Dataset items
★ ★ ★ ★ ★

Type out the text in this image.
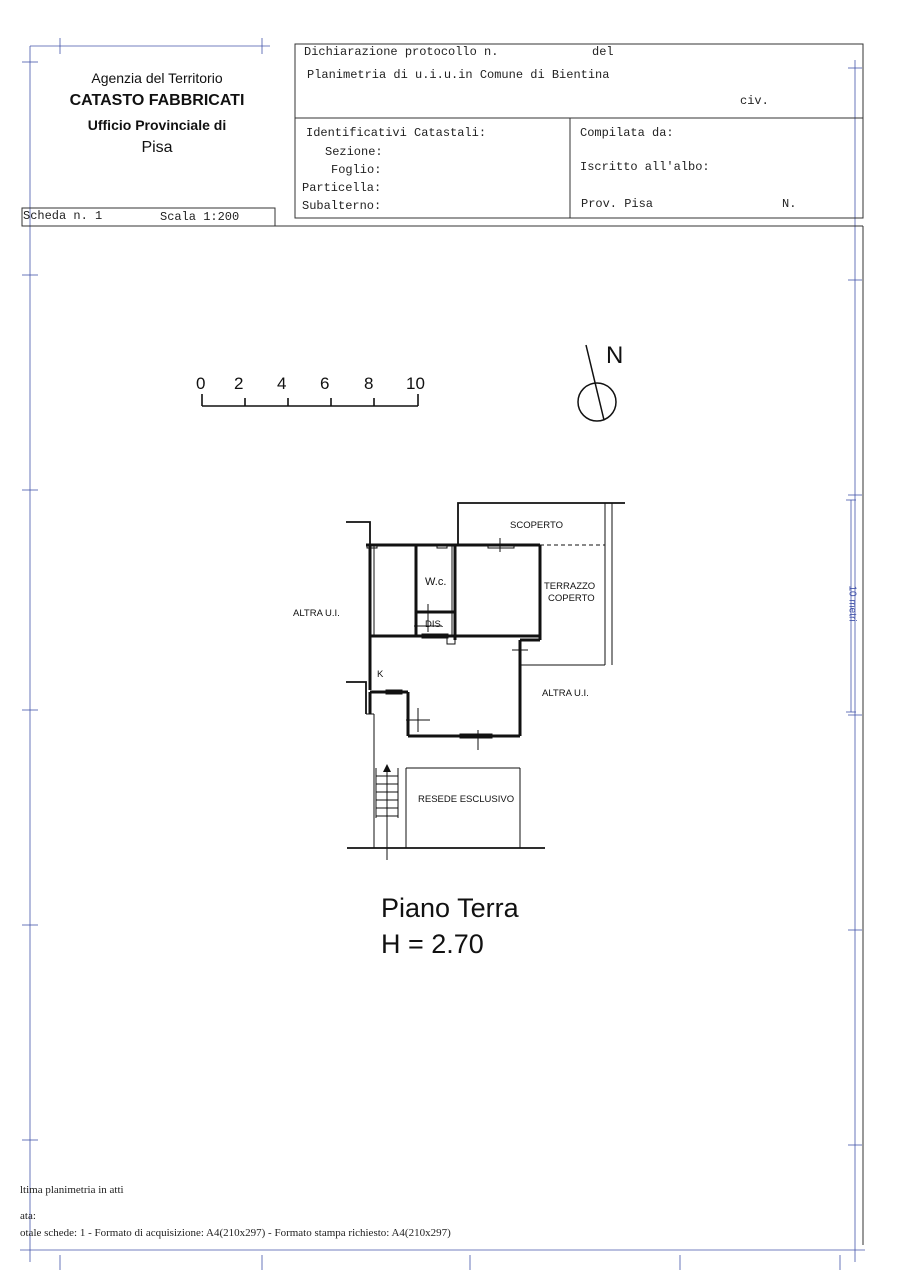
Agenzia del Territorio
CATASTO FABBRICATI
Ufficio Provinciale di
Pisa
Dichiarazione protocollo n.	del
Planimetria di u.i.u.in Comune di Bientina
civ.
Identificativi Catastali:
Sezione:
Foglio:
Particella:
Subalterno:
Compilata da:
Iscritto all'albo:
Prov. Pisa	N.
Scheda n. 1	Scala 1:200
0 2 4 6 8 10
N
10 metri
SCOPERTO
W.c.	TERRAZZO
COPERTO
DIS.
ALTRA U.I.
ALTRA U.I.
K
RESEDE ESCLUSIVO
Piano Terra
H = 2.70
ltima planimetria in atti
ata:
otale schede: 1 - Formato di acquisizione: A4(210x297) - Formato stampa richiesto: A4(210x297)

★ ★ ★ ★ ★

* **EXERCISE PROMPT**
Quote the listing above in full, except for the pictures.

* **SOLVED PROBLEM**
Type out the text in this image.
Agenzia del Territorio
CATASTO FABBRICATI
Ufficio Provinciale di
Pisa
Dichiarazione protocollo n.	del
Planimetria di u.i.u.in Comune di Bientina
civ.
Identificativi Catastali:
Sezione:
Foglio:
Particella:
Subalterno:
Compilata da:
Iscritto all'albo:
Prov. Pisa	N.
Scheda n. 1	Scala 1:200
0 2 4 6 8 10
N
10 metri
SCOPERTO
W.c.	TERRAZZO
COPERTO
DIS.
ALTRA U.I.
ALTRA U.I.
K
RESEDE ESCLUSIVO
Piano Terra
H = 2.70
ltima planimetria in atti
ata:
otale schede: 1 - Formato di acquisizione: A4(210x297) - Formato stampa richiesto: A4(210x297)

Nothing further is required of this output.